» Data excerpts:
━━━━━━━━━━━━━━━━

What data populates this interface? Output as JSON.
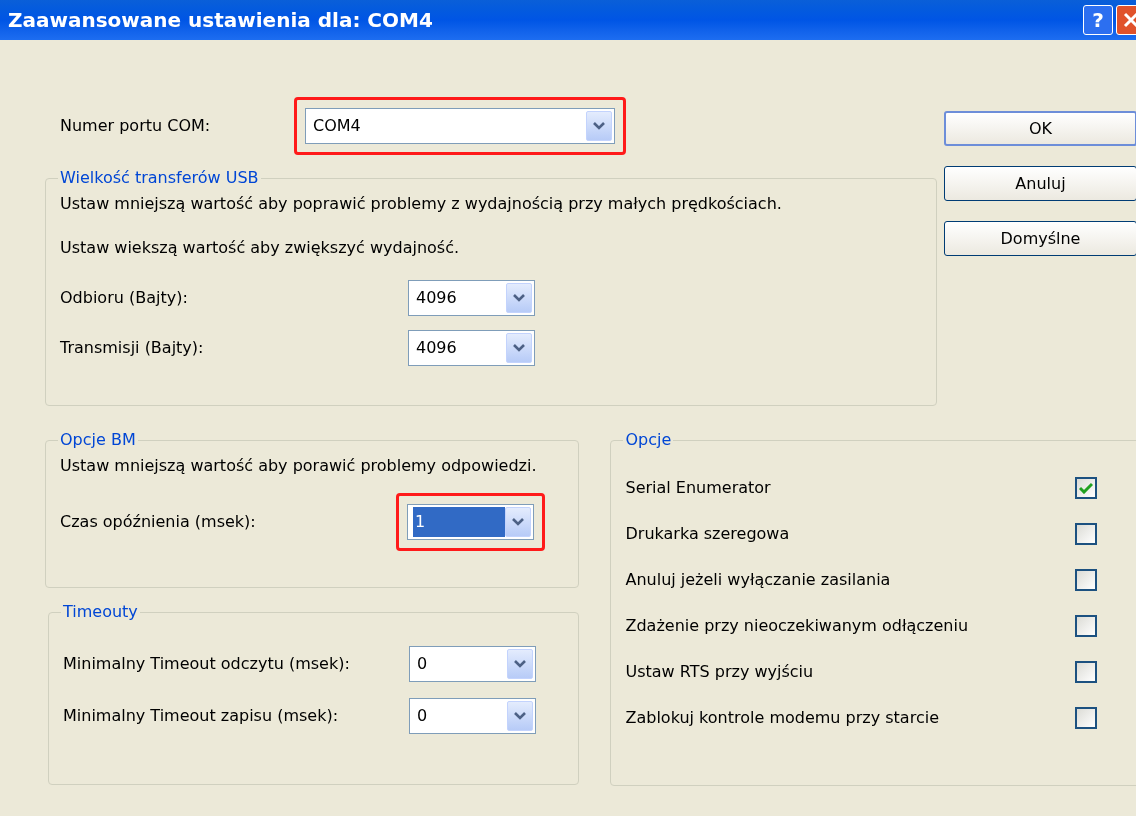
{
  "window": {
    "title": "Zaawansowane ustawienia dla: COM4",
    "help": "?"
  },
  "port": {
    "label": "Numer portu COM:",
    "value": "COM4",
    "selected": false,
    "highlighted": true
  },
  "usb_group": {
    "title": "Wielkość transferów USB",
    "notes": [
      "Ustaw mniejszą wartość aby poprawić problemy z wydajnością przy małych prędkościach.",
      "Ustaw wiekszą wartość aby zwiększyć wydajność."
    ],
    "fields": [
      {
        "label": "Odbioru (Bajty):",
        "value": "4096",
        "selected": false,
        "highlighted": false
      },
      {
        "label": "Transmisji (Bajty):",
        "value": "4096",
        "selected": false,
        "highlighted": false
      }
    ]
  },
  "bm_group": {
    "title": "Opcje BM",
    "note": "Ustaw mniejszą wartość aby porawić problemy odpowiedzi.",
    "fields": [
      {
        "label": "Czas opóźnienia (msek):",
        "value": "1",
        "selected": true,
        "highlighted": true
      }
    ]
  },
  "timeouts_group": {
    "title": "Timeouty",
    "fields": [
      {
        "label": "Minimalny Timeout odczytu (msek):",
        "value": "0",
        "selected": false,
        "highlighted": false
      },
      {
        "label": "Minimalny Timeout zapisu (msek):",
        "value": "0",
        "selected": false,
        "highlighted": false
      }
    ]
  },
  "options_group": {
    "title": "Opcje",
    "items": [
      {
        "label": "Serial Enumerator",
        "checked": true
      },
      {
        "label": "Drukarka szeregowa",
        "checked": false
      },
      {
        "label": "Anuluj jeżeli wyłączanie zasilania",
        "checked": false
      },
      {
        "label": "Zdażenie przy nieoczekiwanym odłączeniu",
        "checked": false
      },
      {
        "label": "Ustaw RTS przy wyjściu",
        "checked": false
      },
      {
        "label": "Zablokuj kontrole modemu przy starcie",
        "checked": false
      }
    ]
  },
  "buttons": [
    {
      "label": "OK",
      "default": true
    },
    {
      "label": "Anuluj",
      "default": false
    },
    {
      "label": "Domyślne",
      "default": false
    }
  ]
}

━━━━━━━━━━━━━━━━

» Exercise: Repeat the data exactly, dropping every picture it holds.

» Solution for this exercise:
What data populates this interface? Output as JSON.
{
  "window": {
    "title": "Zaawansowane ustawienia dla: COM4",
    "help": "?"
  },
  "port": {
    "label": "Numer portu COM:",
    "value": "COM4",
    "selected": false,
    "highlighted": true
  },
  "usb_group": {
    "title": "Wielkość transferów USB",
    "notes": [
      "Ustaw mniejszą wartość aby poprawić problemy z wydajnością przy małych prędkościach.",
      "Ustaw wiekszą wartość aby zwiększyć wydajność."
    ],
    "fields": [
      {
        "label": "Odbioru (Bajty):",
        "value": "4096",
        "selected": false,
        "highlighted": false
      },
      {
        "label": "Transmisji (Bajty):",
        "value": "4096",
        "selected": false,
        "highlighted": false
      }
    ]
  },
  "bm_group": {
    "title": "Opcje BM",
    "note": "Ustaw mniejszą wartość aby porawić problemy odpowiedzi.",
    "fields": [
      {
        "label": "Czas opóźnienia (msek):",
        "value": "1",
        "selected": true,
        "highlighted": true
      }
    ]
  },
  "timeouts_group": {
    "title": "Timeouty",
    "fields": [
      {
        "label": "Minimalny Timeout odczytu (msek):",
        "value": "0",
        "selected": false,
        "highlighted": false
      },
      {
        "label": "Minimalny Timeout zapisu (msek):",
        "value": "0",
        "selected": false,
        "highlighted": false
      }
    ]
  },
  "options_group": {
    "title": "Opcje",
    "items": [
      {
        "label": "Serial Enumerator",
        "checked": true
      },
      {
        "label": "Drukarka szeregowa",
        "checked": false
      },
      {
        "label": "Anuluj jeżeli wyłączanie zasilania",
        "checked": false
      },
      {
        "label": "Zdażenie przy nieoczekiwanym odłączeniu",
        "checked": false
      },
      {
        "label": "Ustaw RTS przy wyjściu",
        "checked": false
      },
      {
        "label": "Zablokuj kontrole modemu przy starcie",
        "checked": false
      }
    ]
  },
  "buttons": [
    {
      "label": "OK",
      "default": true
    },
    {
      "label": "Anuluj",
      "default": false
    },
    {
      "label": "Domyślne",
      "default": false
    }
  ]
}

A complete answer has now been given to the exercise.